* [Apply what you read]:
- a) In the NumPy reshape documentation, what happens when copy is False and a copy cannot be avoided?
- b) Extract everything in the NumPy reshape documentation from "Read the elements" down to "will be a copy.".
- c) Continue the NumPy reshape documentation from the point where it stops.

Gives a new shape to an array without changing its data.
numpy.reshape(a, /, shape, order='C', *, copy=None)
a
array_like
Array to be reshaped.
shape
int or tuple of ints
The new shape should be compatible with the original shape. If an integer, then the result will be a 1-D array of that length. One shape dimension can be -1. In this case, the value is inferred from the length of the array and remaining dimensions.
order
{'C', 'F', 'A'}
default:"'C'"
Read the elements of a using this index order, and place the elements into the reshaped array using this index order.
  • 'C' - Read/write in C-like (row-major) order, with the last axis index changing fastest
  • 'F' - Read/write in Fortran-like (column-major) order, with the first index changing fastest
  • 'A' - Read/write in Fortran-like order if a is Fortran contiguous in memory, C-like order otherwise
copy
bool
default:"None"
If True, then the array data is copied. If None, a copy will only be made if required by order. For False it raises a ValueError if a copy cannot be avoided.
Returns: ndarray - The reshaped array. This will be a new view object if possible; otherwise, it will be a copy.

Examples

import numpy as np

# Reshape 2D array to 1D
a = np.array([[1,2,3], [4,5,6]])
print(np.reshape(a, 6))
# array([1, 2, 3, 4, 5, 6])

# Use -1 to infer dimension
print(np.reshape(a, (3, -1)))
# array([[1, 2],
#        [3, 4],
#        [5, 6]])

# Fortran-style ordering
print(np.reshape(a, 6, order='F'))
# array([1, 4, 2, 5, 3, 6])

See Also

  • ndarray.reshape - Equivalent method
  • ravel - Return a flattened array

ravel

Return a contiguous flattened array.
numpy.ravel(a, order='C')
a
array_like
Input array. The elements in a are read in the order specified by order, and packed as a 1-D array.

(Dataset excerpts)
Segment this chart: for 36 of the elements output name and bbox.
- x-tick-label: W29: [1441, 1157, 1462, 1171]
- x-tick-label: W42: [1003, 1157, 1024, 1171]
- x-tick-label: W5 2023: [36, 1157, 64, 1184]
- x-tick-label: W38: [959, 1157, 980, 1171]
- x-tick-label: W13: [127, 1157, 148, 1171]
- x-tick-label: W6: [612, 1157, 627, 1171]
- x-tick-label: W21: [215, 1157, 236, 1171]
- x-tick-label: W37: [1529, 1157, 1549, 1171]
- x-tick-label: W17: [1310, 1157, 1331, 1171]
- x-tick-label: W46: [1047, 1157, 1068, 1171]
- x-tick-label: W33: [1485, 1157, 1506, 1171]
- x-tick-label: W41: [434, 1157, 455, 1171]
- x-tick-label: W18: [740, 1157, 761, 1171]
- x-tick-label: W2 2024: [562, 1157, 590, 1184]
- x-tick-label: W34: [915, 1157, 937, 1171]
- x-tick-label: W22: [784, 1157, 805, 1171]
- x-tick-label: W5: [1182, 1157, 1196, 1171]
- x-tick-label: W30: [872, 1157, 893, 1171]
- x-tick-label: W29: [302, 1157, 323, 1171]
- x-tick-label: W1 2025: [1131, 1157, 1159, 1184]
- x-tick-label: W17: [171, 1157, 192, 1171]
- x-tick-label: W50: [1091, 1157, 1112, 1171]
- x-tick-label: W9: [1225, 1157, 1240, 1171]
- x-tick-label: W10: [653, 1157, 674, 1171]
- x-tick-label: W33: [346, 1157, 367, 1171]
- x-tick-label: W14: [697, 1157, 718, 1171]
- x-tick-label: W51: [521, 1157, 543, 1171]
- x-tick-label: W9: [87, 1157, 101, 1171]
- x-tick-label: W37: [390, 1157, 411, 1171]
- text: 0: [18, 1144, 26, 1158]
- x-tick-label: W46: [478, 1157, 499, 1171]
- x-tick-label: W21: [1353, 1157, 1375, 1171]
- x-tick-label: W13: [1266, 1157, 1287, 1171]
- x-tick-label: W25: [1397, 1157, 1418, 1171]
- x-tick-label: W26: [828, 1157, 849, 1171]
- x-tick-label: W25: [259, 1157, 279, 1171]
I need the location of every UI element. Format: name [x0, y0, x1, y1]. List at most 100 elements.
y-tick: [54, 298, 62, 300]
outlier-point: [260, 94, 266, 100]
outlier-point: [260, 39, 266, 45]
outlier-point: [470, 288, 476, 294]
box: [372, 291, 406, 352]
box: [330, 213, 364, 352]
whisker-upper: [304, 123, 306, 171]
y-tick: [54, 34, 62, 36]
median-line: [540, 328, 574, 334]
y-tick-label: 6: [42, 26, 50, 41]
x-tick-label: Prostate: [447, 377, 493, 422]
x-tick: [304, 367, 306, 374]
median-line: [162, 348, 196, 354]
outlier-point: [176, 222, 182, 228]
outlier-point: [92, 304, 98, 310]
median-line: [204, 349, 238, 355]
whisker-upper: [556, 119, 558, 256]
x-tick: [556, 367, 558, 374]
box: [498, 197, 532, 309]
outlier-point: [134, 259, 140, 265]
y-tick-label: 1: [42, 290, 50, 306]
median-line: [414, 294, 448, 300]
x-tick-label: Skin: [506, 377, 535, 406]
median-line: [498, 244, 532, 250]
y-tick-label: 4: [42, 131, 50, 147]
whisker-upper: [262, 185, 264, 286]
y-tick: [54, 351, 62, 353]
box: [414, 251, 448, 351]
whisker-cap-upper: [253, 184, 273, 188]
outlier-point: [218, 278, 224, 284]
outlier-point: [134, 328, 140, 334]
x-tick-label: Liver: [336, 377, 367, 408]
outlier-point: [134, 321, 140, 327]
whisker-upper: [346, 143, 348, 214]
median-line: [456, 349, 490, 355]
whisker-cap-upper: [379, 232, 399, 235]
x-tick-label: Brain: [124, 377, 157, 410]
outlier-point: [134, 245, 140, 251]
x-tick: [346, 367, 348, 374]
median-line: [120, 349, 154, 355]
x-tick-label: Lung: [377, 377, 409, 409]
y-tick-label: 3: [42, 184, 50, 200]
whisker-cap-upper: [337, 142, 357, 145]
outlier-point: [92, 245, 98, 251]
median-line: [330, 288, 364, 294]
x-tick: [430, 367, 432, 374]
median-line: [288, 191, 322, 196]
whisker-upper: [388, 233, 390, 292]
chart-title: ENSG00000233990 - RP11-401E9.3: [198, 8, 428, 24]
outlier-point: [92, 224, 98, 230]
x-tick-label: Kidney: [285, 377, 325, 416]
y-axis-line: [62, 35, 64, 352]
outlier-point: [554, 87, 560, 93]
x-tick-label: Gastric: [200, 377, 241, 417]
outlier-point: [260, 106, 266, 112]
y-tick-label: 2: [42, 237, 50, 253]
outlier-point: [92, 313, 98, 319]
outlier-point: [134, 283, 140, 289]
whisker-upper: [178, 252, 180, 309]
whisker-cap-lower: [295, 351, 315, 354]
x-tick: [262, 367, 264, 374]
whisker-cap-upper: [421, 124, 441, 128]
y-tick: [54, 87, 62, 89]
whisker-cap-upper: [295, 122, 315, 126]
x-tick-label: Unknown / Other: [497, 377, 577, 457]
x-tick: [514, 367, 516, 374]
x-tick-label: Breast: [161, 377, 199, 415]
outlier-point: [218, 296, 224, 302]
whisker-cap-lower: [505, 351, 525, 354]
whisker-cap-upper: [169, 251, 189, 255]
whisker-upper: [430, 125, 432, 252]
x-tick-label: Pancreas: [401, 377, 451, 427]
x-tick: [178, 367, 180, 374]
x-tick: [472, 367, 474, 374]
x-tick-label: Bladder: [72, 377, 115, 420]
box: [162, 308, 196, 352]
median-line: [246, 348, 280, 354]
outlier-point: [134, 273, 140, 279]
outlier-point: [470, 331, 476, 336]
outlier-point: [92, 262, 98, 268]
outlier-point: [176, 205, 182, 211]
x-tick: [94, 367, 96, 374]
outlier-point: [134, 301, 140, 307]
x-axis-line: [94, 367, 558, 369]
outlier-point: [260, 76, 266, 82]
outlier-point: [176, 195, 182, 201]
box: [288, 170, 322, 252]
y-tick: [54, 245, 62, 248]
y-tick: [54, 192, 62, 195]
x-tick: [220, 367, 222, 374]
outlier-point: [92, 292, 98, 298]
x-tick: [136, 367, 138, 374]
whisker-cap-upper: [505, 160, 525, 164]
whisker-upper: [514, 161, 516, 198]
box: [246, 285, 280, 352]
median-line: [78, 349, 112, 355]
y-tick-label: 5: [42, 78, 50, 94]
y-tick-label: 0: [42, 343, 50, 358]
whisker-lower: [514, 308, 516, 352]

* [Answers provided]:
- a) It raises a ValueError.

- b)
Read the elements of a using this index order, and place the elements into the reshaped array using this index order.
  • 'C' - Read/write in C-like (row-major) order, with the last axis index changing fastest
  • 'F' - Read/write in Fortran-like (column-major) order, with the first index changing fastest
  • 'A' - Read/write in Fortran-like order if a is Fortran contiguous in memory, C-like order otherwise
copy
bool
default:"None"
If True, then the array data is copied. If None, a copy will only be made if required by order. For False it raises a ValueError if a copy cannot be avoided.
Returns: ndarray - The reshaped array. This will be a new view object if possible; otherwise, it will be a copy.

- c)
order
{'C', 'F', 'A', 'K'}
default:"'C'"
The elements of a are read using this index order.
  • 'C' - Index in row-major, C-style order
  • 'F' - Index in column-major, Fortran-style order
  • 'A' - Read in Fortran-like order if a is Fortran contiguous in memory, C-like order otherwise
  • 'K' - Read in the order the elements occur in memory, except for reversing the data when strides are negative
Returns: ndarray - A contiguous 1-D array of the same subtype as a, with shape (a.size,). A copy is made only if needed.

Examples

import numpy as np

x = np.array([[1, 2, 3], [4, 5, 6]])
print(np.ravel(x))
# array([1, 2, 3, 4, 5, 6])

# Equivalent to reshape(-1)
print(x.reshape(-1))
# array([1, 2, 3, 4, 5, 6])

# Fortran-style ordering
print(np.ravel(x, order='F'))
# array([1, 4, 2, 5, 3, 6])

# Preserve array's ordering
print(np.ravel(x.T, order='A'))
# array([1, 2, 3, 4, 5, 6])

See Also

  • ndarray.flat - 1-D iterator over an array
  • ndarray.flatten - 1-D array copy in row-major order
  • reshape - Change the shape without changing data

ndarray.flat

A 1-D iterator over the array.
ndarray.flat
This is a numpy.flatiter instance, which acts as an iterator over the array. It returns elements in C-contiguous style (row-major order).

Examples

import numpy as np

x = np.array([[1, 2, 3], [4, 5, 6]])

# Iterate over all elements
for element in x.flat:
    print(element, end=' ')
# Output: 1 2 3 4 5 6

# Index into flat
print(x.flat[3])
# 4

# Assign to flat
x.flat = 0
print(x)
# array([[0, 0, 0],
#        [0, 0, 0]])

See Also

  • ravel - Return a flattened array
  • ndarray.flatten - Return a copy of the array collapsed into one dimension

ndarray.flatten

Return a copy of the array collapsed into one dimension.
ndarray.flatten(order='C')
order
{'C', 'F', 'A', 'K'}
default:"'C'"
The order to read the elements of the array.
  • 'C' - Flatten in row-major (C-style) order
  • 'F' - Flatten in column-major (Fortran-style) order
  • 'A' - Flatten in column-major order if a is Fortran contiguous, row-major otherwise
  • 'K' - Flatten in the order the elements occur in memory
Returns: ndarray - A copy of the input array, flattened to one dimension.

Examples

import numpy as np

a = np.array([[1,2], [3,4]])

# Flatten with default (C) order
print(a.flatten())
# array([1, 2, 3, 4])

# Flatten with Fortran order
print(a.flatten('F'))
# array([1, 3, 2, 4])

# flatten() always returns a copy
b = a.flatten()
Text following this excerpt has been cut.